(Raw records)
====================

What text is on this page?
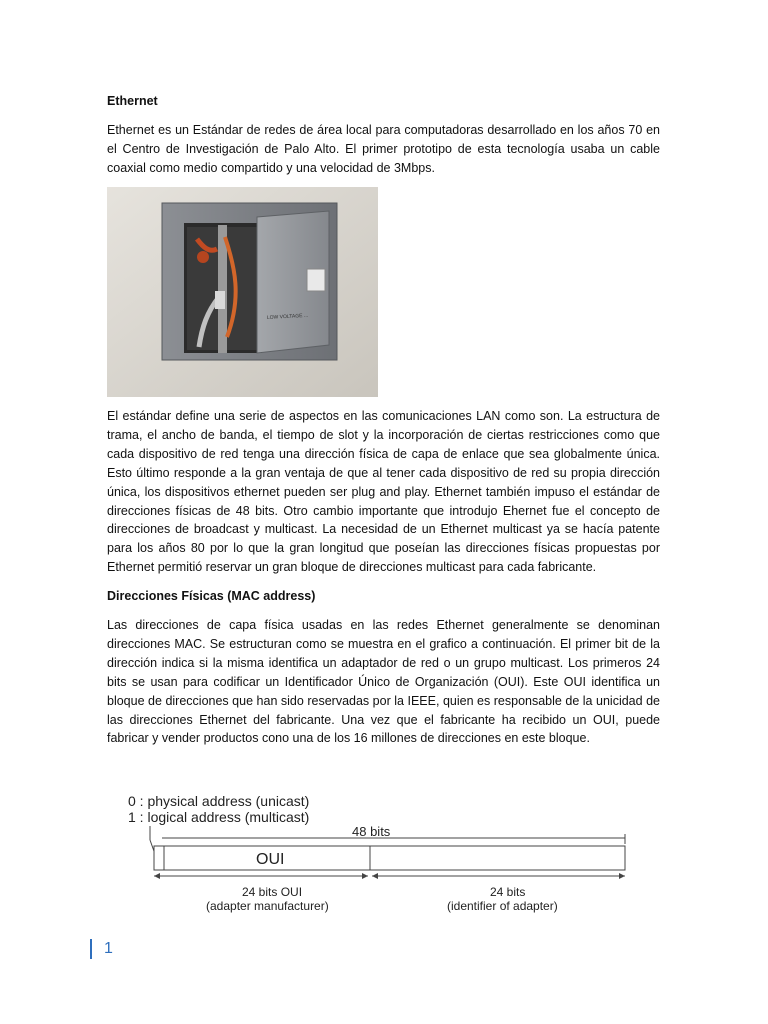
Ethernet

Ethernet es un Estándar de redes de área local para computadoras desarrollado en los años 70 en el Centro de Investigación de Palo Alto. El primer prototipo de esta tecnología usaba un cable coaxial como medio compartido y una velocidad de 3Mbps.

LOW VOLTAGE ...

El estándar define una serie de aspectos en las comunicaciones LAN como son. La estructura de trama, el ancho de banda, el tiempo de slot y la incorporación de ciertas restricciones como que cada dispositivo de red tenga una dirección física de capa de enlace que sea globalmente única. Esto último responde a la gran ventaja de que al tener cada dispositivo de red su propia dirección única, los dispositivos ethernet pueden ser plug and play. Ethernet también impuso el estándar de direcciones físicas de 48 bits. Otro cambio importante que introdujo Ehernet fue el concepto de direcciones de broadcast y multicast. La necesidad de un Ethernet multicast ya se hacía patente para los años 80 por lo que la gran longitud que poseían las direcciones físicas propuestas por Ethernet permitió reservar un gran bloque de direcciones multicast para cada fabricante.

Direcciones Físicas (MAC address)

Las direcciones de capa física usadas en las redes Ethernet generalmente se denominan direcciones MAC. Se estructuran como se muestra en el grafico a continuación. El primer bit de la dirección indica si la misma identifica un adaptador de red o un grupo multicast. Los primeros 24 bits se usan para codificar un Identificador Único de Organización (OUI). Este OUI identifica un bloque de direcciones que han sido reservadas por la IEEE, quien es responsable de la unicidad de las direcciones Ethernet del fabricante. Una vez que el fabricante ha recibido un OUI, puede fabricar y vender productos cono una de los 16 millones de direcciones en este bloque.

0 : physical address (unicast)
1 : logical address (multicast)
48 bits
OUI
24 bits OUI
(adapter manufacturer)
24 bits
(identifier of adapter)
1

====================

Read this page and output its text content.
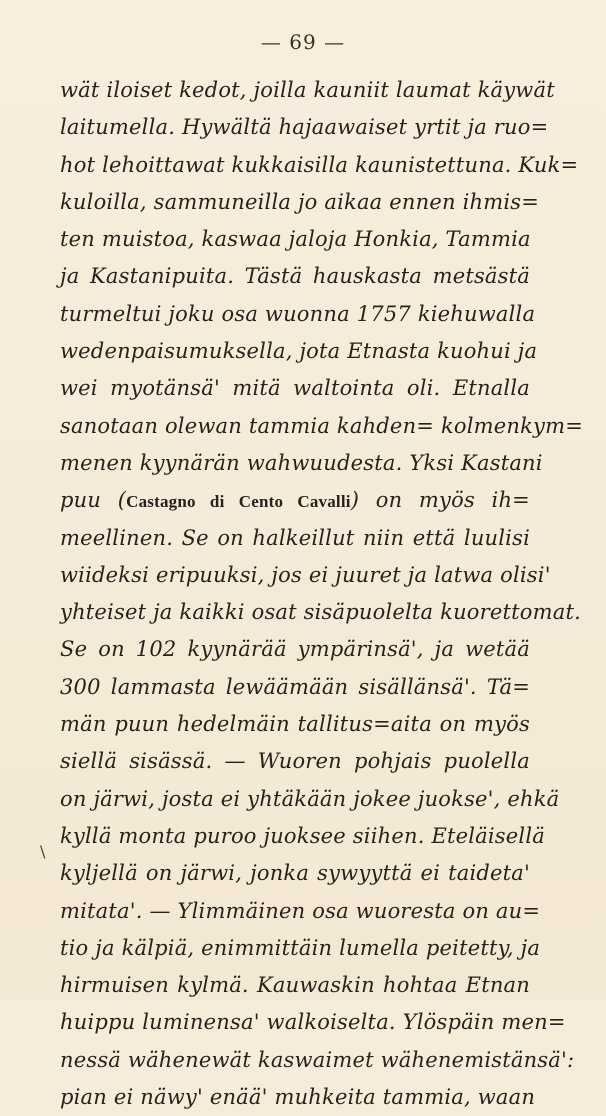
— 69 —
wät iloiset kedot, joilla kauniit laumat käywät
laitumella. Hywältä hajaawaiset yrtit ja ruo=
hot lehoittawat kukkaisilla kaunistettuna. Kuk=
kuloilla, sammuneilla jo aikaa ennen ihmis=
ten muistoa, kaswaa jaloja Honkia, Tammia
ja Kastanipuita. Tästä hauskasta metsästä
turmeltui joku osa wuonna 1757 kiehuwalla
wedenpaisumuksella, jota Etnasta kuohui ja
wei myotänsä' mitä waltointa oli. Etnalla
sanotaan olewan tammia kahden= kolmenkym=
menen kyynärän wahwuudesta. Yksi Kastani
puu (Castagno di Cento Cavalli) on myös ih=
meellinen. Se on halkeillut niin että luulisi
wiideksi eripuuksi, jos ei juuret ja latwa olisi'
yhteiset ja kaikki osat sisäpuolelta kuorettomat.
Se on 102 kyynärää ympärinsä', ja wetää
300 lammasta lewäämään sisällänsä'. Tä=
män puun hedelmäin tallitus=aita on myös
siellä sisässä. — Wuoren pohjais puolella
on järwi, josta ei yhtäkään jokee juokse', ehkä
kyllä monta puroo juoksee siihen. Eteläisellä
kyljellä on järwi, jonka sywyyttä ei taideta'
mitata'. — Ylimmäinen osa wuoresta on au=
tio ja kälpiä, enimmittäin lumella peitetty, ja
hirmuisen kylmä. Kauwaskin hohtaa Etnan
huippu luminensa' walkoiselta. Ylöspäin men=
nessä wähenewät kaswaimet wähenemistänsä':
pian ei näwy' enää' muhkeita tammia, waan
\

====================

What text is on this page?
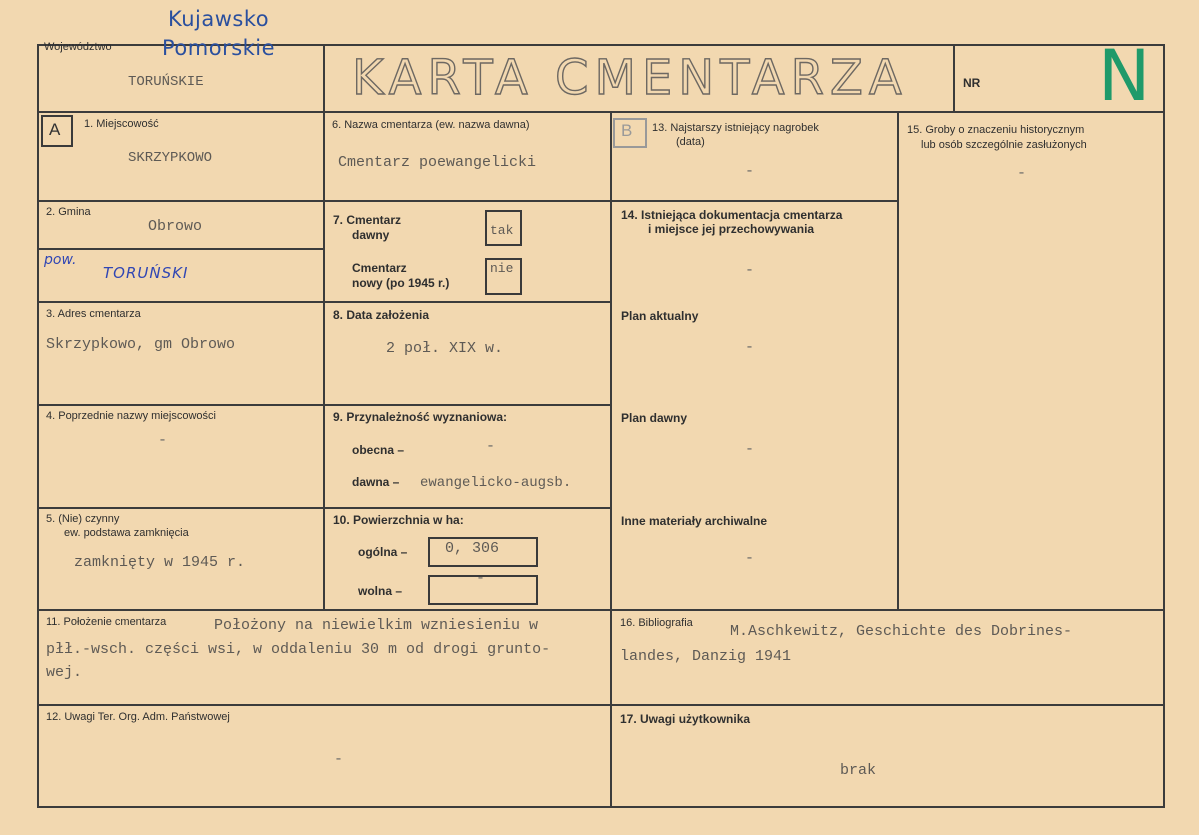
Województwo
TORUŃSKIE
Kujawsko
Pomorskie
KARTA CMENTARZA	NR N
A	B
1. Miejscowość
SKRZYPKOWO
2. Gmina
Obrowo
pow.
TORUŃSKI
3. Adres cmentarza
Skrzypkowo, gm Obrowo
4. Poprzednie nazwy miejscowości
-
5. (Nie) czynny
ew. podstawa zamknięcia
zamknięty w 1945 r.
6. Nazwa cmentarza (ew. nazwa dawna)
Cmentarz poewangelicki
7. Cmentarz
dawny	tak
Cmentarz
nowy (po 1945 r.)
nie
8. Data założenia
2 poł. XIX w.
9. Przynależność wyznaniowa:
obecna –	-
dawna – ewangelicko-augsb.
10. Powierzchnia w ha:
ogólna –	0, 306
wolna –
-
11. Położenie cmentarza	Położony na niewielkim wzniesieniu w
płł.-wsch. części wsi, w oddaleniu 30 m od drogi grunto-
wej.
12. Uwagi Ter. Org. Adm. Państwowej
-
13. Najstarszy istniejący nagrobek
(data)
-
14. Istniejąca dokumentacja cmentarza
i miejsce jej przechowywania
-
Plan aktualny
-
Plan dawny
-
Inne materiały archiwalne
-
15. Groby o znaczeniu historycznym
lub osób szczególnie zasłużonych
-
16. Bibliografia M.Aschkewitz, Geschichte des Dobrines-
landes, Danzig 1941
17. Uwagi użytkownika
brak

====================

[Exercise brief] Examine the records and pull out every line where the string "järwi" occurs.

[Written response]
on järwi, josta ei yhtäkään jokee juokse', ehkä
kyljellä on järwi, jonka sywyyttä ei taideta'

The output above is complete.